(Supplied data):
start

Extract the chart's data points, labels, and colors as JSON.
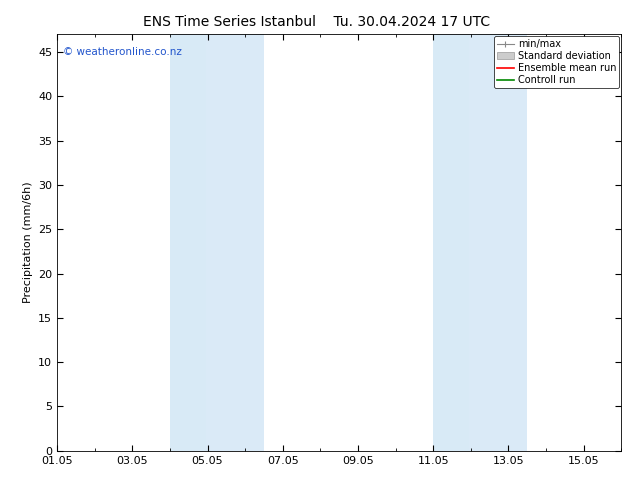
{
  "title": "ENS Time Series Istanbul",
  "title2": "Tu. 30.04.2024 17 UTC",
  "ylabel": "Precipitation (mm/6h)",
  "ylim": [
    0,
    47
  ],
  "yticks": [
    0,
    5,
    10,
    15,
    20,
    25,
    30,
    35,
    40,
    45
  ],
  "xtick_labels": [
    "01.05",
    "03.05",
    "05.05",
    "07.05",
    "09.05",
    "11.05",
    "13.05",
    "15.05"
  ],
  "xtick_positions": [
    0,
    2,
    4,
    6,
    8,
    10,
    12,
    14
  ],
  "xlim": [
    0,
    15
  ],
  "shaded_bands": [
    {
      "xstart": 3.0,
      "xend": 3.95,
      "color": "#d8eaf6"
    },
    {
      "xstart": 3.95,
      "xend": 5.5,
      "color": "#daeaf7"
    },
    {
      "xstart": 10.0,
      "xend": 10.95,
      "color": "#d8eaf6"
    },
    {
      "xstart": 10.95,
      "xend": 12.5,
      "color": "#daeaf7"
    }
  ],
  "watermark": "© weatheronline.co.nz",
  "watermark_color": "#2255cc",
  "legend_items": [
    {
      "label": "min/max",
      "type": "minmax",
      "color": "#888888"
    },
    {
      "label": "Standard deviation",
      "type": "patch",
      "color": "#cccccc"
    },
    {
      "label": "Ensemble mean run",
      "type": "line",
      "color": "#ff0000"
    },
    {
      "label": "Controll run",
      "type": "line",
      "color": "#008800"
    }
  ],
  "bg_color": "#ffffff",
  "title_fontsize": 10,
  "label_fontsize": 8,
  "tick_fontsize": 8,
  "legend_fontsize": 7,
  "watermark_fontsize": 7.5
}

end
start

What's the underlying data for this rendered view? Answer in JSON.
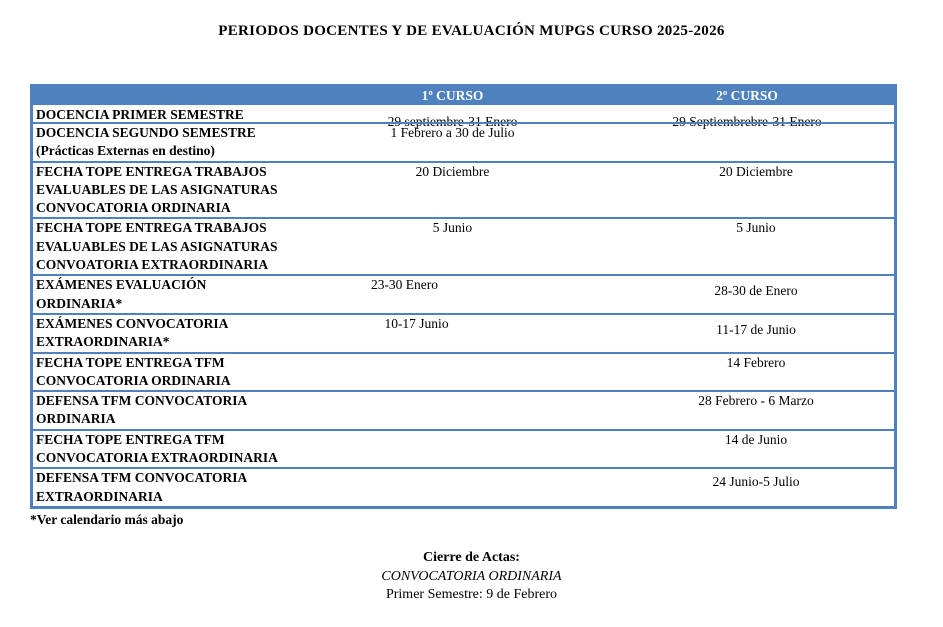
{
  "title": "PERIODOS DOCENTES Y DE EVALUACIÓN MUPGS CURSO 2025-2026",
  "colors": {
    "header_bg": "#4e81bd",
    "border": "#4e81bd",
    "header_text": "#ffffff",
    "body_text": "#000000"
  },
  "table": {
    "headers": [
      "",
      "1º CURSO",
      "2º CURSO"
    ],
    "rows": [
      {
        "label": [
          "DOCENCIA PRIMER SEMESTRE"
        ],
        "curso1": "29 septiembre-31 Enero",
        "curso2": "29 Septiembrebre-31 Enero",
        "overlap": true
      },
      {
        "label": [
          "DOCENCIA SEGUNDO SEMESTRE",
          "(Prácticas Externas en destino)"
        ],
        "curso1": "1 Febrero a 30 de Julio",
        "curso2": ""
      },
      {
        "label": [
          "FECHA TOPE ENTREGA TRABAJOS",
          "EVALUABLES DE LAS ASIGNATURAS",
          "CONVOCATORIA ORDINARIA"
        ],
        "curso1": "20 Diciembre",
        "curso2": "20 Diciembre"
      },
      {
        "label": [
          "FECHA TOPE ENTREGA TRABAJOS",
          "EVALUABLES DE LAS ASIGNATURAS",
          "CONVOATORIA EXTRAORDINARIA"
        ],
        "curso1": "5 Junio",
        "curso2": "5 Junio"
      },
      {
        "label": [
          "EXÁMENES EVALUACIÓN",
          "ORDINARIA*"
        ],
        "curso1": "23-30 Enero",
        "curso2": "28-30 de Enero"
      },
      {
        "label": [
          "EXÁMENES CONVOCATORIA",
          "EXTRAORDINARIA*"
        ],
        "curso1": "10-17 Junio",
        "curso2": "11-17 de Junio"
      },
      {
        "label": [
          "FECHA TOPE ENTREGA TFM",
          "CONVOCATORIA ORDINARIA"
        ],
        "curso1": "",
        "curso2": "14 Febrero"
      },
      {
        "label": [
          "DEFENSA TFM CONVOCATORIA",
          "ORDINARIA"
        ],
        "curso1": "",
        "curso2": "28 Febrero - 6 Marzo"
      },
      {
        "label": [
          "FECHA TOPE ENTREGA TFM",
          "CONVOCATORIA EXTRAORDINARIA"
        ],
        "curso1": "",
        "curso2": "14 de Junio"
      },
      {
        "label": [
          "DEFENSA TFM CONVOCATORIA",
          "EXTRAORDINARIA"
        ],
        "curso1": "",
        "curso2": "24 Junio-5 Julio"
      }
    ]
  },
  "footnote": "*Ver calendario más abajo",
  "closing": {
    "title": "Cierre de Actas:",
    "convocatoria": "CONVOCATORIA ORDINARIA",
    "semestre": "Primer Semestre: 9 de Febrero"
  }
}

end
start

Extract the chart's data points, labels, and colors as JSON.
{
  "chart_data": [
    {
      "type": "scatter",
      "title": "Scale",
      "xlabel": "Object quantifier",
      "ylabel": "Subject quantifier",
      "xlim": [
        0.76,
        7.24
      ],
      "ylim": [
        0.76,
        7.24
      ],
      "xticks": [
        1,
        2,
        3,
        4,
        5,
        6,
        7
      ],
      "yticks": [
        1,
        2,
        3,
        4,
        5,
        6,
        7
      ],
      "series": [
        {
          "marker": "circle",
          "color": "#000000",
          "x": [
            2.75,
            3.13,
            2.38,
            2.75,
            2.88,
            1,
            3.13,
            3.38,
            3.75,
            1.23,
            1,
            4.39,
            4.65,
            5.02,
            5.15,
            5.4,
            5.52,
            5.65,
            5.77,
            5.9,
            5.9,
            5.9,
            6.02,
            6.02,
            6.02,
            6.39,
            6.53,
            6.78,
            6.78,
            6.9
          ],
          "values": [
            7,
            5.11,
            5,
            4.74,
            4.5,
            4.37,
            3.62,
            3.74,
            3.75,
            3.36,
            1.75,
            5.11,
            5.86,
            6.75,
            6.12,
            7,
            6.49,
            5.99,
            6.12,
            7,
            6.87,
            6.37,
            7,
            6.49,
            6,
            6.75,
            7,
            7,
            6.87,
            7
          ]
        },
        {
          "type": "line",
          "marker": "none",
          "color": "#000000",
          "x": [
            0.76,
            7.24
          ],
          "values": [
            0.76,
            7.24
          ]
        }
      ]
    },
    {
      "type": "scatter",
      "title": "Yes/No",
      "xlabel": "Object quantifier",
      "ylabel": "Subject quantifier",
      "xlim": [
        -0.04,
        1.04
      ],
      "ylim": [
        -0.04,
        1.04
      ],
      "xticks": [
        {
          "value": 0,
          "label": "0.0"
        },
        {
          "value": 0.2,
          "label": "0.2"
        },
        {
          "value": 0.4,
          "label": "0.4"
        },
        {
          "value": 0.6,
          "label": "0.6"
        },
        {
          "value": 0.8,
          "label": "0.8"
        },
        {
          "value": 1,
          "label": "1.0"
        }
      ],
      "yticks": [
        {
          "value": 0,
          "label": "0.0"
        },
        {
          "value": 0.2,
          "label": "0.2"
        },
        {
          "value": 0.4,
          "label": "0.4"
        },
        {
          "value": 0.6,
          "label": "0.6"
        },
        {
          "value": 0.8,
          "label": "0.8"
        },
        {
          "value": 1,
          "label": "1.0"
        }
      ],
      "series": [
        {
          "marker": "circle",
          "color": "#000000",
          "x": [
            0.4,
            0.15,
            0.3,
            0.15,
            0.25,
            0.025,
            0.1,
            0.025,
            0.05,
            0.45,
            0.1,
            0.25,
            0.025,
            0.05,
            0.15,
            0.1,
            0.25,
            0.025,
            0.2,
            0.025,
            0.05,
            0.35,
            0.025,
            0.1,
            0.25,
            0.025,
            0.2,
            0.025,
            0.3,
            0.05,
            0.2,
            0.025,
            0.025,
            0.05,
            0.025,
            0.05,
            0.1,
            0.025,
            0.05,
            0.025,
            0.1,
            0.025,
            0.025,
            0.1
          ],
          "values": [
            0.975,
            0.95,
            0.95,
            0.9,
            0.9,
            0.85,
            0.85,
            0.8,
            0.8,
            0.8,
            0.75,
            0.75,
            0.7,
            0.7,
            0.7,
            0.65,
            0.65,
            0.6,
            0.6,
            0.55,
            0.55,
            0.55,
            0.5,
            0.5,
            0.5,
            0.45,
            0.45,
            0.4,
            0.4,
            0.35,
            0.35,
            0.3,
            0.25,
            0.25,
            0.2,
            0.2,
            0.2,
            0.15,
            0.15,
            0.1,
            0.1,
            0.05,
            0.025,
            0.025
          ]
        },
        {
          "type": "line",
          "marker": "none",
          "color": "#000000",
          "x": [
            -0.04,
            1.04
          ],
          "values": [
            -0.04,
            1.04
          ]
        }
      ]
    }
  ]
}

end

(To be done):
Copy each line of the listing that includes "EVALUACIÓN".

(Answer for this exercise):
  "title": "PERIODOS DOCENTES Y DE EVALUACIÓN MUPGS CURSO 2025-2026",
          "EXÁMENES EVALUACIÓN",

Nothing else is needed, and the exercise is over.